### Exercise description
Identify the lines that contain the string "night" and copy all of them.

>> start Data records

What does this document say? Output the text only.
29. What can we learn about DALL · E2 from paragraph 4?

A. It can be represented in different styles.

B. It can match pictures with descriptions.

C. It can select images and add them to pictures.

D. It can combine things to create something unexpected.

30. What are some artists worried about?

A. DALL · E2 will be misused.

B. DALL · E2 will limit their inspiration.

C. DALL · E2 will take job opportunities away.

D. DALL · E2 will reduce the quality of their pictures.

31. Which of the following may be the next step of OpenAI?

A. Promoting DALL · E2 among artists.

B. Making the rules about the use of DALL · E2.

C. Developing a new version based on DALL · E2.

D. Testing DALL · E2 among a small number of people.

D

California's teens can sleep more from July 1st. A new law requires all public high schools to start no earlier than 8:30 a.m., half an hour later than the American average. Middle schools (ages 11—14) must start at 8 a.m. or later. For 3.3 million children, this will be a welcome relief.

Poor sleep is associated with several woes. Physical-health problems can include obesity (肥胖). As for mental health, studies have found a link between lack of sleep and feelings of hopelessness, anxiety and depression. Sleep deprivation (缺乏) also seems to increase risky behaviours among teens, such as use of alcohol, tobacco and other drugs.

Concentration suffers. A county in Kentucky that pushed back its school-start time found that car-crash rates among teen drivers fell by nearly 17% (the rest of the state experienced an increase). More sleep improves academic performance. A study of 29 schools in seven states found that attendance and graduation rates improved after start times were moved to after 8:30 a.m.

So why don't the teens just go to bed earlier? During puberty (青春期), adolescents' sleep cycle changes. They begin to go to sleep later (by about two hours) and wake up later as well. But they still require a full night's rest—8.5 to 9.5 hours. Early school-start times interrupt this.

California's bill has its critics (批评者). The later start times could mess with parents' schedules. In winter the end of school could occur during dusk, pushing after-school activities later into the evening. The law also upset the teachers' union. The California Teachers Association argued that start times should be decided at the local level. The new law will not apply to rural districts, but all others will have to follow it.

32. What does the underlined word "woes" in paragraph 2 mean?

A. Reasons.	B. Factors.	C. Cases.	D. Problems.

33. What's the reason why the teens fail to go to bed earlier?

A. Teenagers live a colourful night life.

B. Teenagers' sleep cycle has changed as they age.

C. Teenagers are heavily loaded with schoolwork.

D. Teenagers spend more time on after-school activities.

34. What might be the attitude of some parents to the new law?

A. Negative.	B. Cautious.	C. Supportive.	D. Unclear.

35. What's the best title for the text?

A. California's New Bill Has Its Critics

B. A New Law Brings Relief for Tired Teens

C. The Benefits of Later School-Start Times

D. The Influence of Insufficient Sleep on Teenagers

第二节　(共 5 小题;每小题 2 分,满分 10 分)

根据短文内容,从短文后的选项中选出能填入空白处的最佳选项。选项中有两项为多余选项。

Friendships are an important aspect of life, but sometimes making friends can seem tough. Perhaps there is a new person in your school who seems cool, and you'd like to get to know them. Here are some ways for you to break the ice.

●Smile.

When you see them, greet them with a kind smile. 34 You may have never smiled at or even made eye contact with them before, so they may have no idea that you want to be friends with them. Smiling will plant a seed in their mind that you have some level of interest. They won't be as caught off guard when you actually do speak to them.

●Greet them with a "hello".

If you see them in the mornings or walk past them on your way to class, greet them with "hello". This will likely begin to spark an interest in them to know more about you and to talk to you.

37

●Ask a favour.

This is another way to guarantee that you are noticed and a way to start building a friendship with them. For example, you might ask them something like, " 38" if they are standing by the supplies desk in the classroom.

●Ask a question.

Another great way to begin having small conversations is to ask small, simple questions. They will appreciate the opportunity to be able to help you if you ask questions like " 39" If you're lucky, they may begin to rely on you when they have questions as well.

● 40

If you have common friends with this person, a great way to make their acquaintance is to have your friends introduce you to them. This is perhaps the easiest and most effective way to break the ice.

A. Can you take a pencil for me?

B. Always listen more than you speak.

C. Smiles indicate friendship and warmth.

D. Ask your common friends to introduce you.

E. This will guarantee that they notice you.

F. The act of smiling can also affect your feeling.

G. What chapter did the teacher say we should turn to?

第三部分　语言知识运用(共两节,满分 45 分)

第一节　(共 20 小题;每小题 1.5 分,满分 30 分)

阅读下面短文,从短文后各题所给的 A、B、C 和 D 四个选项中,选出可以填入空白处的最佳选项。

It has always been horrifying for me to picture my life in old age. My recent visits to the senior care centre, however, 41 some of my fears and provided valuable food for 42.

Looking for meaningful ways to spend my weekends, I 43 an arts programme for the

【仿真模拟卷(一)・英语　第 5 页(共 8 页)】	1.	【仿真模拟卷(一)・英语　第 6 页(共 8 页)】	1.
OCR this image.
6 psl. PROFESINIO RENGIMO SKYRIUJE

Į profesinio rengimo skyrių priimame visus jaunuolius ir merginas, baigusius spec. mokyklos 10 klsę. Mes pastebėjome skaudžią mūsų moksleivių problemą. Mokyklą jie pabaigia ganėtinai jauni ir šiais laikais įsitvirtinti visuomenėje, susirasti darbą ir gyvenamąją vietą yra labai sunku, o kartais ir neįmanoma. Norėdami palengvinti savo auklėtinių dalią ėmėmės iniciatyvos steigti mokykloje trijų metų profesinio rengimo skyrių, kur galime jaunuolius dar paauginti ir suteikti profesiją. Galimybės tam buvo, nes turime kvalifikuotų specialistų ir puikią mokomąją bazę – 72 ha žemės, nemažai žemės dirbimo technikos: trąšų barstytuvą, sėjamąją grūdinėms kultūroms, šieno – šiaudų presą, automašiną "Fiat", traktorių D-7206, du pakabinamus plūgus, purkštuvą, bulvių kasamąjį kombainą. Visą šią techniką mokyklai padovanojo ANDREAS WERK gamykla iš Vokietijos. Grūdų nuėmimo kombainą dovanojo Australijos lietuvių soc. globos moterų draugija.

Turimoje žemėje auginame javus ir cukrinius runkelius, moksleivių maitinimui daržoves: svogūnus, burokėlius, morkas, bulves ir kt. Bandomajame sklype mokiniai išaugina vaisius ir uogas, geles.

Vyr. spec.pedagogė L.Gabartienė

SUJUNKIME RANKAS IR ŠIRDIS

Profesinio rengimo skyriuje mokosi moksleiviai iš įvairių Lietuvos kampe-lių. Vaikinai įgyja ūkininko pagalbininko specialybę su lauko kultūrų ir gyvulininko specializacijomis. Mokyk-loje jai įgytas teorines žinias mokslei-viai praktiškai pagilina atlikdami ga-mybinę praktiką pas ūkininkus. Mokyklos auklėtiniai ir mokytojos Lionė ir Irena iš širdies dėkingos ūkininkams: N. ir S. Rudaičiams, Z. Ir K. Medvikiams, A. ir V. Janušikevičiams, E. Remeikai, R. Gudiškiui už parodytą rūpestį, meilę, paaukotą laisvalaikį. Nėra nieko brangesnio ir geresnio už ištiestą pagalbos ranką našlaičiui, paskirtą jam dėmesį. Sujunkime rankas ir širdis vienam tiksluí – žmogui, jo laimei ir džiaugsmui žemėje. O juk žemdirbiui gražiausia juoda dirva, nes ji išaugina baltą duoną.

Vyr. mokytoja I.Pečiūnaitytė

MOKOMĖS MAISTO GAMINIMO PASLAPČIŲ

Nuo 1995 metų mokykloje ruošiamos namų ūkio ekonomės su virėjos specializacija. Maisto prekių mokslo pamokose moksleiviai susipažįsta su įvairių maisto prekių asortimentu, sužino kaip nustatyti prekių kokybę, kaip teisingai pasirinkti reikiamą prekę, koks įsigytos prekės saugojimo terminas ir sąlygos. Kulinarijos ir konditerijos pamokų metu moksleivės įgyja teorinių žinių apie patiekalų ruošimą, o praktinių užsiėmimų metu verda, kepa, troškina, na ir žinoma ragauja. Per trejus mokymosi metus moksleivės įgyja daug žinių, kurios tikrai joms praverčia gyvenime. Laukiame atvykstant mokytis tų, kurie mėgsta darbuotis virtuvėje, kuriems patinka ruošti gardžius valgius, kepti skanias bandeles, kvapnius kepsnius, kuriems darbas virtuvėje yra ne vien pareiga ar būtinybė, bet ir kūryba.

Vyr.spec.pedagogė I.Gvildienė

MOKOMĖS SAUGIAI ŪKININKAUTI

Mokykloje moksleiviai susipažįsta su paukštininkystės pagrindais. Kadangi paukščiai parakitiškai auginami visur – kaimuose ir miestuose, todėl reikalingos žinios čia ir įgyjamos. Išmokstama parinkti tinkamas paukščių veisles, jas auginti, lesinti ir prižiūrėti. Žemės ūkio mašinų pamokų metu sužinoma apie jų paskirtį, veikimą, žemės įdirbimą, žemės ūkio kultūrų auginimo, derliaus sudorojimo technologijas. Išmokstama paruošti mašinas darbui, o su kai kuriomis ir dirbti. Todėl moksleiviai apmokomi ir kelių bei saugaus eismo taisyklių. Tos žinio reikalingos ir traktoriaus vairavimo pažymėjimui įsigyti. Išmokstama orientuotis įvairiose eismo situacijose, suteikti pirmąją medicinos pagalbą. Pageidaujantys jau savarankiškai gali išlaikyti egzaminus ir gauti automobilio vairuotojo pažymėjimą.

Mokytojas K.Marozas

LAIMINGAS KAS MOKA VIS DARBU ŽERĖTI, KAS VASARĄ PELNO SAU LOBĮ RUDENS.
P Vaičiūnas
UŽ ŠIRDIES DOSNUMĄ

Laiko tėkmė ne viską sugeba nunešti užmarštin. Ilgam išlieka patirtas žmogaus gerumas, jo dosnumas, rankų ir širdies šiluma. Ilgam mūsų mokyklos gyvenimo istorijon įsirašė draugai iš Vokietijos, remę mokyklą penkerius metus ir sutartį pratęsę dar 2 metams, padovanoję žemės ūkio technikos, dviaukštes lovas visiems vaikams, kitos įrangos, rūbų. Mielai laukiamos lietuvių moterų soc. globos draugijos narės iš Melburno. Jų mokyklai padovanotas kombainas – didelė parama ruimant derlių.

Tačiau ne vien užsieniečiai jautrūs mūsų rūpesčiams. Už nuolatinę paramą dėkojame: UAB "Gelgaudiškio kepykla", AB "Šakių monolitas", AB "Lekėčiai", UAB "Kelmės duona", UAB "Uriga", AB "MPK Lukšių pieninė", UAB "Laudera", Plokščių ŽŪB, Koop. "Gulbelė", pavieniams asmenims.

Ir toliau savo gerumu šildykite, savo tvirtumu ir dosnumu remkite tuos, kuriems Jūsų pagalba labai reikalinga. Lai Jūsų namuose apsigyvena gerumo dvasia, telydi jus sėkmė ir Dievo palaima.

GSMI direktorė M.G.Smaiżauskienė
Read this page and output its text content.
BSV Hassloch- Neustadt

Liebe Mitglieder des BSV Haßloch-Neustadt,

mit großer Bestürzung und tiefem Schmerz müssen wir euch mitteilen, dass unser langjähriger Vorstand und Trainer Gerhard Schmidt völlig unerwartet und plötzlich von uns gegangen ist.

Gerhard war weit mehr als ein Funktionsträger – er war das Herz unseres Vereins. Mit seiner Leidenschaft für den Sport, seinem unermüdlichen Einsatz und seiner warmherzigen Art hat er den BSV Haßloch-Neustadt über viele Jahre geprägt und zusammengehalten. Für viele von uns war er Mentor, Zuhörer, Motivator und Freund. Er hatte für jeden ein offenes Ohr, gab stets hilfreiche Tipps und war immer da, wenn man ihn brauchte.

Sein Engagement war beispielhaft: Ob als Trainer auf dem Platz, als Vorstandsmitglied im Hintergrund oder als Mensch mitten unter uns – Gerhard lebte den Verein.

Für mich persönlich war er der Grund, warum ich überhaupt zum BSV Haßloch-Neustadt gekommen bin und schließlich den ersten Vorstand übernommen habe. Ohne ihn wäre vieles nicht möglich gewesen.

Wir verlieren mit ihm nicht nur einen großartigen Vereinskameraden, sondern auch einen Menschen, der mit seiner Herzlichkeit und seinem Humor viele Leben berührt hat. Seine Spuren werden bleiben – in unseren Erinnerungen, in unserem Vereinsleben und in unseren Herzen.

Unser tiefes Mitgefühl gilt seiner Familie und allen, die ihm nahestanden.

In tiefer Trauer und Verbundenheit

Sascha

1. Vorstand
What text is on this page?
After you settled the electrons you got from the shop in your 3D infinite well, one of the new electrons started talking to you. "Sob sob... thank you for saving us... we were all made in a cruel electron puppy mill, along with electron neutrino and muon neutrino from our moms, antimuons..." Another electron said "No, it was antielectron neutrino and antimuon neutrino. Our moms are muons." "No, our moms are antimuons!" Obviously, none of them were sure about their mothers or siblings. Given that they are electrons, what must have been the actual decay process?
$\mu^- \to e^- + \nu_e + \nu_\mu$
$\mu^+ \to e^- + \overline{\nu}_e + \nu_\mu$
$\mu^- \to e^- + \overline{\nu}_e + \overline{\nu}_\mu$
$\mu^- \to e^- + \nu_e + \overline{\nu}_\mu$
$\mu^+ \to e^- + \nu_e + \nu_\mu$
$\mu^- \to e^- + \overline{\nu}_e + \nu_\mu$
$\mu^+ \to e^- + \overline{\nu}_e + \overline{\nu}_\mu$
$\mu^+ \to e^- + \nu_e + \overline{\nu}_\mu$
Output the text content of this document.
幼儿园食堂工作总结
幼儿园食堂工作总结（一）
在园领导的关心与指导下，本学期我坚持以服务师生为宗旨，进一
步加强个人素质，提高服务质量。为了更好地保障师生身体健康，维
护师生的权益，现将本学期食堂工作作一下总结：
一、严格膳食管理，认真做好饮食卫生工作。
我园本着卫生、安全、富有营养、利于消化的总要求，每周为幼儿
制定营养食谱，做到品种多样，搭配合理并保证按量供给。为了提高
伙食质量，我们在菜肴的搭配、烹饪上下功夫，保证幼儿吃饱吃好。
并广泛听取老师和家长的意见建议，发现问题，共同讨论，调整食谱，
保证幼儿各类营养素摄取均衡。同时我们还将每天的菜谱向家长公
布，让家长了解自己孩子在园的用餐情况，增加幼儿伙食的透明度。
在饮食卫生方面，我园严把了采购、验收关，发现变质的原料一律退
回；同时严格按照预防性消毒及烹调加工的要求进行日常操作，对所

>> end Data records

### Solution
So why don't the teens just go to bed earlier? During puberty (青春期), adolescents' sleep cycle changes. They begin to go to sleep later (by about two hours) and wake up later as well. But they still require a full night's rest—8.5 to 9.5 hours. Early school-start times interrupt this.
A. Teenagers live a colourful night life.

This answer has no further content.